> **CHALLENGE**
Without the images, output each record below as it stands.

> **PROVIDED DATA**

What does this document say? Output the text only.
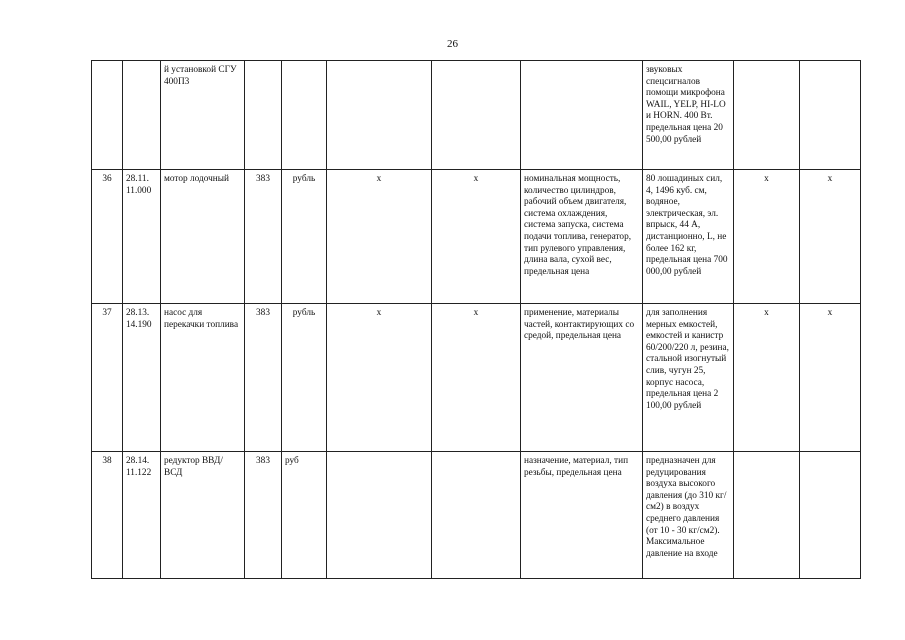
26
		й установкой СГУ 400П3						звуковых спецсигналов помощи микрофона WAIL, YELP, HI-LO и HORN. 400 Вт. предельная цена 20 500,00 рублей		
36	28.11. 11.000	мотор лодочный	383	рубль	х	х	номинальная мощность, количество цилиндров, рабочий объем двигателя, система охлаждения, система запуска, система подачи топлива, генератор, тип рулевого управления, длина вала, сухой вес, предельная цена	80 лошадиных сил, 4, 1496 куб. см, водяное, электрическая, эл. впрыск, 44 А, дистанционно, L, не более 162 кг, предельная цена 700 000,00 рублей	х	х
37	28.13. 14.190	насос для перекачки топлива	383	рубль	х	х	применение, материалы частей, контактирующих со средой, предельная цена	для заполнения мерных емкостей, емкостей и канистр 60/200/220 л, резина, стальной изогнутый слив, чугун 25, корпус насоса, предельная цена 2 100,00 рублей	х	х
38	28.14. 11.122	редуктор ВВД/ВСД	383	руб			назначение, материал, тип резьбы, предельная цена	предназначен для редуцирования воздуха высокого давления (до 310 кг/см2) в воздух среднего давления (от 10 - 30 кг/см2). Максимальное давление на входе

> **REPLY**
What does this document say? Output the text only.
26
		й установкой СГУ 400П3						звуковых спецсигналов помощи микрофона WAIL, YELP, HI-LO и HORN. 400 Вт. предельная цена 20 500,00 рублей		
36	28.11. 11.000	мотор лодочный	383	рубль	х	х	номинальная мощность, количество цилиндров, рабочий объем двигателя, система охлаждения, система запуска, система подачи топлива, генератор, тип рулевого управления, длина вала, сухой вес, предельная цена	80 лошадиных сил, 4, 1496 куб. см, водяное, электрическая, эл. впрыск, 44 А, дистанционно, L, не более 162 кг, предельная цена 700 000,00 рублей	х	х
37	28.13. 14.190	насос для перекачки топлива	383	рубль	х	х	применение, материалы частей, контактирующих со средой, предельная цена	для заполнения мерных емкостей, емкостей и канистр 60/200/220 л, резина, стальной изогнутый слив, чугун 25, корпус насоса, предельная цена 2 100,00 рублей	х	х
38	28.14. 11.122	редуктор ВВД/ВСД	383	руб			назначение, материал, тип резьбы, предельная цена	предназначен для редуцирования воздуха высокого давления (до 310 кг/см2) в воздух среднего давления (от 10 - 30 кг/см2). Максимальное давление на входе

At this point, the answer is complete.